[Begin]

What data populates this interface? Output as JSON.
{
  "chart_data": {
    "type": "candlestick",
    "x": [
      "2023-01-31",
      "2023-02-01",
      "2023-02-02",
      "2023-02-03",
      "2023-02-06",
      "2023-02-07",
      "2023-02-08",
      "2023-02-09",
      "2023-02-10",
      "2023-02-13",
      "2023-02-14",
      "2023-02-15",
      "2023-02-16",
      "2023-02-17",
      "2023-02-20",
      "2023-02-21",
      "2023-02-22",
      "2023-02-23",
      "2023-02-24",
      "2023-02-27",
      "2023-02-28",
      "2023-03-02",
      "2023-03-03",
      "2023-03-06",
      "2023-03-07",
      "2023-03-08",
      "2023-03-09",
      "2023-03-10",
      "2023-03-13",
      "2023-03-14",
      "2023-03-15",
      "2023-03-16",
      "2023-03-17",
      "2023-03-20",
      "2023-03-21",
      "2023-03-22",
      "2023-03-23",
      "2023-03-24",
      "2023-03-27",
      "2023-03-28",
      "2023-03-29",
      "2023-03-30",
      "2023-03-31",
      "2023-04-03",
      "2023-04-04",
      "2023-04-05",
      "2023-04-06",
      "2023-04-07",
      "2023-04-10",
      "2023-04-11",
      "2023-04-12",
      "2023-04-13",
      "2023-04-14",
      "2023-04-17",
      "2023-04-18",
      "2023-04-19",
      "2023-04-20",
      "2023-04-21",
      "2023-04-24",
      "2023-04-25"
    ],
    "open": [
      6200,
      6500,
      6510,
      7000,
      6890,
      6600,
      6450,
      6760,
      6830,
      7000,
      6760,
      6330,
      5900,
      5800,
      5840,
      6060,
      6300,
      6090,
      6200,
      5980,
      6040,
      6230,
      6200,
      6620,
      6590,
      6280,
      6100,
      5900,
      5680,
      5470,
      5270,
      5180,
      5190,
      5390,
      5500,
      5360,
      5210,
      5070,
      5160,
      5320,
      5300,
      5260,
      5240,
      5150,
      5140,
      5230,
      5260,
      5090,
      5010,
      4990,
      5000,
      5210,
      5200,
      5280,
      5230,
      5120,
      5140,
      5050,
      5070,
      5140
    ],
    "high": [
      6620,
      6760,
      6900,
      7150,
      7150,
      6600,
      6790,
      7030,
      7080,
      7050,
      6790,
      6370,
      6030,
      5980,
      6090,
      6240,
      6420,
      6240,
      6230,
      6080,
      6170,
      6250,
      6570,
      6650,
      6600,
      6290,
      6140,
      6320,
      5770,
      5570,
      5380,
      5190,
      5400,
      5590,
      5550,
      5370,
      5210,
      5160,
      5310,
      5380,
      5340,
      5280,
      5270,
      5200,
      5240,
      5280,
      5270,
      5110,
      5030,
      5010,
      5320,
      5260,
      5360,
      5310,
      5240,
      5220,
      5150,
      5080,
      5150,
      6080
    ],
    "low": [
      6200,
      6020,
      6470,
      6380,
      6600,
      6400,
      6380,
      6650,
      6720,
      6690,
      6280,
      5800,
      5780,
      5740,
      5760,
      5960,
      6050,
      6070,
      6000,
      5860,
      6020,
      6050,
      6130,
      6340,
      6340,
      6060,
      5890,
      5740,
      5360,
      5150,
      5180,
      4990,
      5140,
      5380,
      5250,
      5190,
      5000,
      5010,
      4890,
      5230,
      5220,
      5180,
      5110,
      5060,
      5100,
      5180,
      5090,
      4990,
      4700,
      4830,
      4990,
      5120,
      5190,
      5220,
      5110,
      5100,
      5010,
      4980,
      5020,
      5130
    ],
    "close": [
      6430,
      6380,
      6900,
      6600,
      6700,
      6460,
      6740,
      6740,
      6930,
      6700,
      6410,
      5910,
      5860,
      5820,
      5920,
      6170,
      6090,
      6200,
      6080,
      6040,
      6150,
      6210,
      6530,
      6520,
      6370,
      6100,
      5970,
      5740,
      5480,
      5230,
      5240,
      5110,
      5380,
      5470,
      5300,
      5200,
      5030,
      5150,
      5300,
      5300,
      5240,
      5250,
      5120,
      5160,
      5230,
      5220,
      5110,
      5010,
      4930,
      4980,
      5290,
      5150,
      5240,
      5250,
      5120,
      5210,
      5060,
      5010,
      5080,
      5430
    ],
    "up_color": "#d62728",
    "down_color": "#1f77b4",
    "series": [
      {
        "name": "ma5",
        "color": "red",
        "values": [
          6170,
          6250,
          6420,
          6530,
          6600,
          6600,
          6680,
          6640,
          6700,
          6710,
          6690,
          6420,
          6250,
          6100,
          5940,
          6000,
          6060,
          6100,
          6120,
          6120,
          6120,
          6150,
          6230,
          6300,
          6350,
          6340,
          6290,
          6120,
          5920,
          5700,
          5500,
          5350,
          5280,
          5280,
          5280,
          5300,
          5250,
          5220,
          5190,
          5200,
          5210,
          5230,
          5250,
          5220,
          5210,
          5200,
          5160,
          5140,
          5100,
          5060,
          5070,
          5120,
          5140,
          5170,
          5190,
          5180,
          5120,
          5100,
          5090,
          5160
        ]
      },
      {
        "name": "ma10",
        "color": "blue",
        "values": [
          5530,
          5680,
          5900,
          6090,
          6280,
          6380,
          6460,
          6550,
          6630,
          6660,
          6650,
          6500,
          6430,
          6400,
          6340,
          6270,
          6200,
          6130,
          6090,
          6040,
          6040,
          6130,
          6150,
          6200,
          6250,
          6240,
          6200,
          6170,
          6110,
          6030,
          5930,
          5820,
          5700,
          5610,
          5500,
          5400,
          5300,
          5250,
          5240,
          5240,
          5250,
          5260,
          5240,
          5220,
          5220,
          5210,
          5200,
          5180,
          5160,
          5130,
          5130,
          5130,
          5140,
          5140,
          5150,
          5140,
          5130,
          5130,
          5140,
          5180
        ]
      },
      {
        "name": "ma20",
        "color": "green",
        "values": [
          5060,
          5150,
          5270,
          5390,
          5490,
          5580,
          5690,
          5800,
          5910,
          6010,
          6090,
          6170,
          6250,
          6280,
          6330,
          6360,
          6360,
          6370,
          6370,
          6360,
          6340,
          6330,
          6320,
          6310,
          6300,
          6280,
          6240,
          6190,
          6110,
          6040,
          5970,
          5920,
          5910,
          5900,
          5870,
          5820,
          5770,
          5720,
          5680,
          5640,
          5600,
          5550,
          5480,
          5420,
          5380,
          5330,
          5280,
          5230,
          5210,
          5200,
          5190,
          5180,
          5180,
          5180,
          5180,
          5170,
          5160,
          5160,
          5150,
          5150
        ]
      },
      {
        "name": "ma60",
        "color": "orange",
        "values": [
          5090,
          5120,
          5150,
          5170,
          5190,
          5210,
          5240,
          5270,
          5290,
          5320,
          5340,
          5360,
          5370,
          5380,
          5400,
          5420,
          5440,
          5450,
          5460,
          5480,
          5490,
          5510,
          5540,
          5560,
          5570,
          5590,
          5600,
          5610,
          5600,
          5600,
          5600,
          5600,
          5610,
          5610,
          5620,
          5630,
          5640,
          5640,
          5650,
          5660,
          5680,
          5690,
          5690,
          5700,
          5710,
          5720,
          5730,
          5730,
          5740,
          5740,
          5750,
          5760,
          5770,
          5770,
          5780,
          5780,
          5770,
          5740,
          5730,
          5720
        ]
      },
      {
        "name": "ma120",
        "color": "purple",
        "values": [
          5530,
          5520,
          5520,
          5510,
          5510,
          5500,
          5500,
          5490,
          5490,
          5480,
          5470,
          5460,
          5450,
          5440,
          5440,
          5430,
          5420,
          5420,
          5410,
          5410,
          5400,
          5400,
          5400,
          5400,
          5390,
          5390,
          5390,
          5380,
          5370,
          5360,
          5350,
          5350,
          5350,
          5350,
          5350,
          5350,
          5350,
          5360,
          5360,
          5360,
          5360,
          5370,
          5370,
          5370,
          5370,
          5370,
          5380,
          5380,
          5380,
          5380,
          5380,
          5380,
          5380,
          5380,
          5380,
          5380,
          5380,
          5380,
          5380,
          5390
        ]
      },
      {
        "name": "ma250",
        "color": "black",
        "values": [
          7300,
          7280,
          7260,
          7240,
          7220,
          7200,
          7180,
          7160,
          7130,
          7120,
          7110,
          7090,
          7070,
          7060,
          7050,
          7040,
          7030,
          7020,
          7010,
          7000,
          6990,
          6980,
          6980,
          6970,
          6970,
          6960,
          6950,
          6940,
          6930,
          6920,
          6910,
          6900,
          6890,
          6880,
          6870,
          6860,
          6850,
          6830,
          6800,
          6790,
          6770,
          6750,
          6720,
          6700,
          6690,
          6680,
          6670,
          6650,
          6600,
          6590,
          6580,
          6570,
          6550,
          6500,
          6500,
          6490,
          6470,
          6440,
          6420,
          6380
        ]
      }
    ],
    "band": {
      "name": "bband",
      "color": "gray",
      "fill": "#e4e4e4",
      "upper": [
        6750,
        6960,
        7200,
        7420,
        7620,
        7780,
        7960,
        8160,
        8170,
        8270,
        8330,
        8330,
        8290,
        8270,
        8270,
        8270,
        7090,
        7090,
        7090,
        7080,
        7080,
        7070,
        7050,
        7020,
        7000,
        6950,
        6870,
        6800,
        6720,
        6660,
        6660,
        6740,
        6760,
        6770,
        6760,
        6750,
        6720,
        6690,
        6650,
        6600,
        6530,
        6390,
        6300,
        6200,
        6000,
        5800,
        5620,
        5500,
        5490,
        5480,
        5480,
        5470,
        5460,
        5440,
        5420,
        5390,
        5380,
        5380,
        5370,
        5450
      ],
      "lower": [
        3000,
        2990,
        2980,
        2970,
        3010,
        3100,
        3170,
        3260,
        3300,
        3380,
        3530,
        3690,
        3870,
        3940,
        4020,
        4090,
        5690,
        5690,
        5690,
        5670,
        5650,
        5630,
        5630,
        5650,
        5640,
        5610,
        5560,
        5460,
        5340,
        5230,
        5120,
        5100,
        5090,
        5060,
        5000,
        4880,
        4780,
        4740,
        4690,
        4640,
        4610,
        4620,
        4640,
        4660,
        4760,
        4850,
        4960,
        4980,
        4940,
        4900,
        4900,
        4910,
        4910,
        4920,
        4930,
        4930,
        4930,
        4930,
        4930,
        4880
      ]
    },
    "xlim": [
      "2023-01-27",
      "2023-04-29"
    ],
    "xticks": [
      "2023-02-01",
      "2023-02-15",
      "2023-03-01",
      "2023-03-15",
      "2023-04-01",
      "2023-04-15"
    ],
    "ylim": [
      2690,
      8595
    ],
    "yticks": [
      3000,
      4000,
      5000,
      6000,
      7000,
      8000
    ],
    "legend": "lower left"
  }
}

[End]

## WHAT TO DO:
State the number of lines holding the word "name" in the listing. Add nothing else.

## OUTPUT OF THE EXERCISE:
7